- [Aim]:
Set down the full listing exactly as given. Any pictures are to be left out.

# Data for processing start

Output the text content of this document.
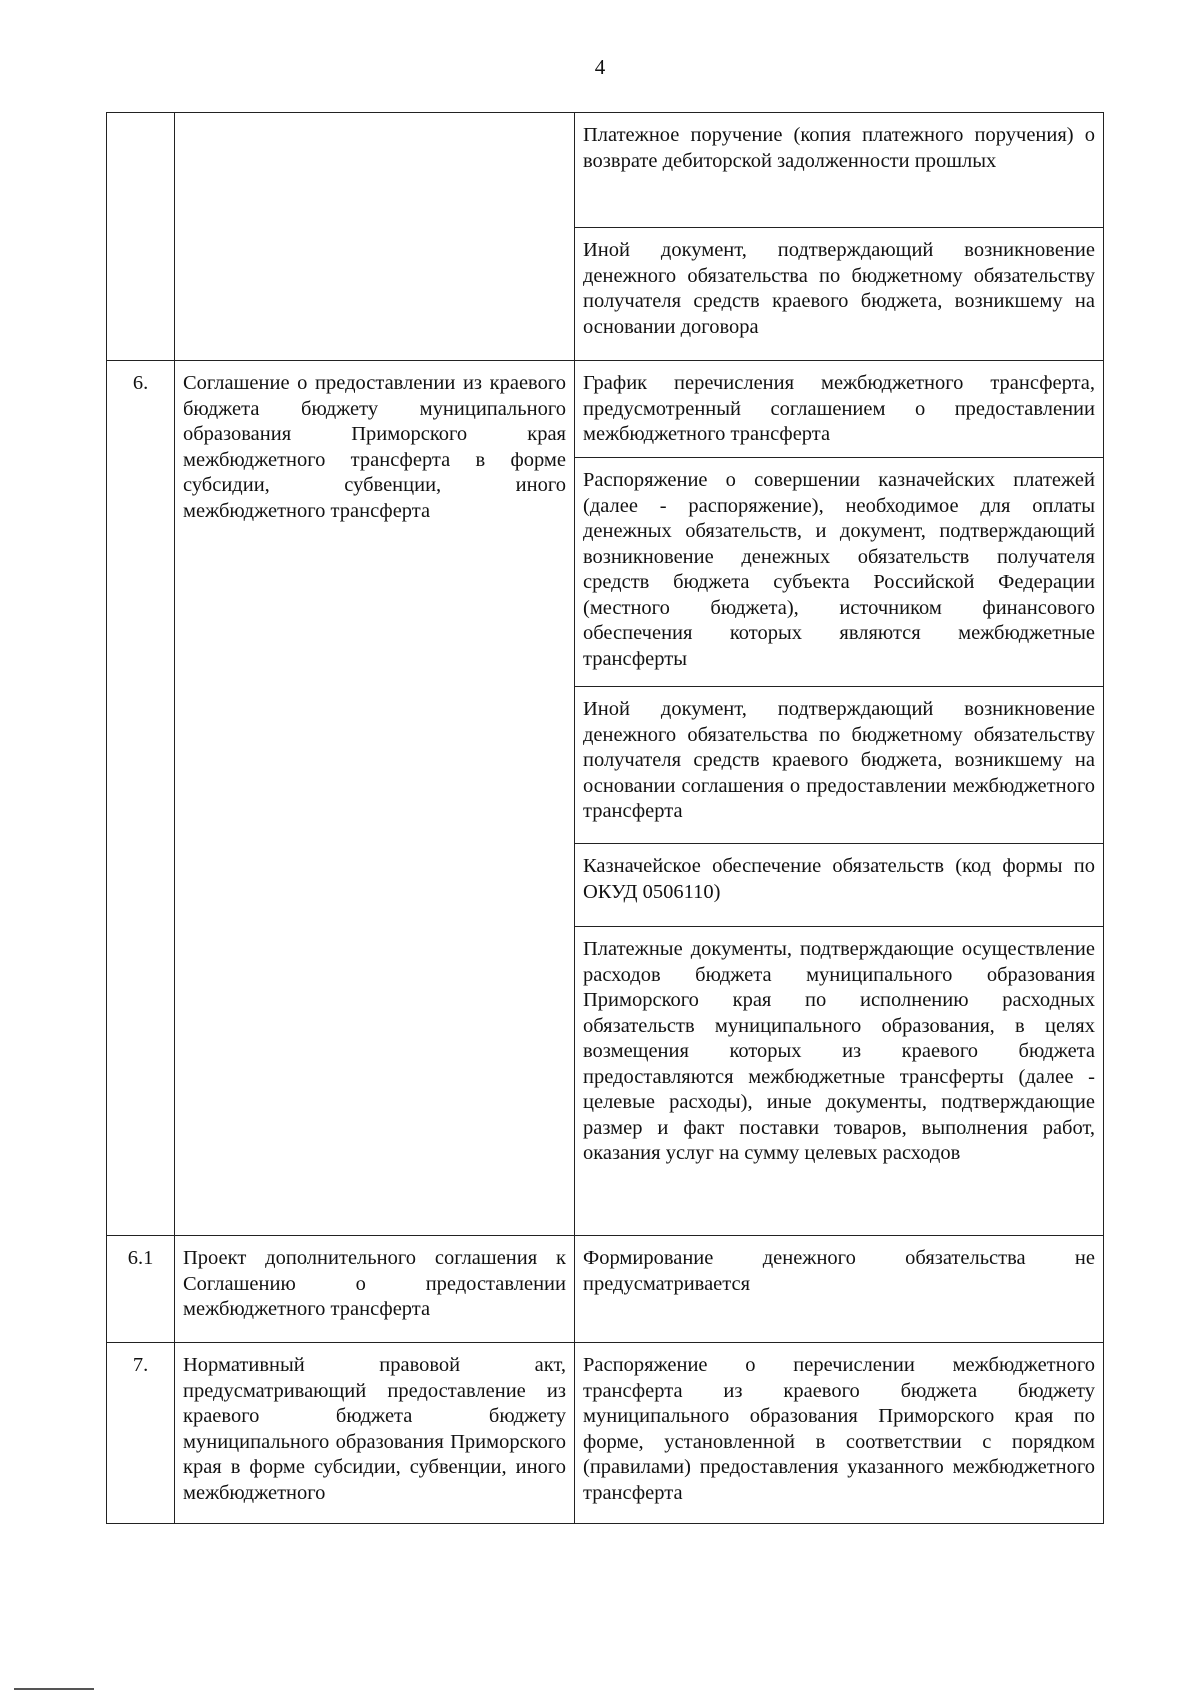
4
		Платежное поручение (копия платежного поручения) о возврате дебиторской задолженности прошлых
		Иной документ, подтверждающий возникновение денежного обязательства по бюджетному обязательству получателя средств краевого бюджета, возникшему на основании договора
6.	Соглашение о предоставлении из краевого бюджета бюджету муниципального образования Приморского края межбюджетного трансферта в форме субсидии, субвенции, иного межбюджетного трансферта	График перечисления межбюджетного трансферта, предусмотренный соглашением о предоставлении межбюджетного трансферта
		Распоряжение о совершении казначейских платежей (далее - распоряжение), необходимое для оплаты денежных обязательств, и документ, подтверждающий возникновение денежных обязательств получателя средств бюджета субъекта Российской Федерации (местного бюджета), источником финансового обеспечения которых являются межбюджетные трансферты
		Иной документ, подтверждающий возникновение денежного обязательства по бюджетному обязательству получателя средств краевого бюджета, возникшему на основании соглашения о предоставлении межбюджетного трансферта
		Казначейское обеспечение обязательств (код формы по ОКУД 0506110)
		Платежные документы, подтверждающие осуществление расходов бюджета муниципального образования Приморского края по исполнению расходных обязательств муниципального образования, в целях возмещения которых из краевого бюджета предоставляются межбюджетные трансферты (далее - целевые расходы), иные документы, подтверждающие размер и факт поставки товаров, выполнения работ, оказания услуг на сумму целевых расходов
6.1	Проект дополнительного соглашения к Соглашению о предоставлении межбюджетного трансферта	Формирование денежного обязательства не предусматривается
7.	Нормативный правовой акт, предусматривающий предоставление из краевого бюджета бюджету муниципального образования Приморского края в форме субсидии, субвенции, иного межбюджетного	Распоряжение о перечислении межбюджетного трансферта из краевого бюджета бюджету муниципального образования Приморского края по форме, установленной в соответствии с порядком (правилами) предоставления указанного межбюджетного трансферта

# Data for processing end

- [In response]:
Output the text content of this document.
4
		Платежное поручение (копия платежного поручения) о возврате дебиторской задолженности прошлых
		Иной документ, подтверждающий возникновение денежного обязательства по бюджетному обязательству получателя средств краевого бюджета, возникшему на основании договора
6.	Соглашение о предоставлении из краевого бюджета бюджету муниципального образования Приморского края межбюджетного трансферта в форме субсидии, субвенции, иного межбюджетного трансферта	График перечисления межбюджетного трансферта, предусмотренный соглашением о предоставлении межбюджетного трансферта
		Распоряжение о совершении казначейских платежей (далее - распоряжение), необходимое для оплаты денежных обязательств, и документ, подтверждающий возникновение денежных обязательств получателя средств бюджета субъекта Российской Федерации (местного бюджета), источником финансового обеспечения которых являются межбюджетные трансферты
		Иной документ, подтверждающий возникновение денежного обязательства по бюджетному обязательству получателя средств краевого бюджета, возникшему на основании соглашения о предоставлении межбюджетного трансферта
		Казначейское обеспечение обязательств (код формы по ОКУД 0506110)
		Платежные документы, подтверждающие осуществление расходов бюджета муниципального образования Приморского края по исполнению расходных обязательств муниципального образования, в целях возмещения которых из краевого бюджета предоставляются межбюджетные трансферты (далее - целевые расходы), иные документы, подтверждающие размер и факт поставки товаров, выполнения работ, оказания услуг на сумму целевых расходов
6.1	Проект дополнительного соглашения к Соглашению о предоставлении межбюджетного трансферта	Формирование денежного обязательства не предусматривается
7.	Нормативный правовой акт, предусматривающий предоставление из краевого бюджета бюджету муниципального образования Приморского края в форме субсидии, субвенции, иного межбюджетного	Распоряжение о перечислении межбюджетного трансферта из краевого бюджета бюджету муниципального образования Приморского края по форме, установленной в соответствии с порядком (правилами) предоставления указанного межбюджетного трансферта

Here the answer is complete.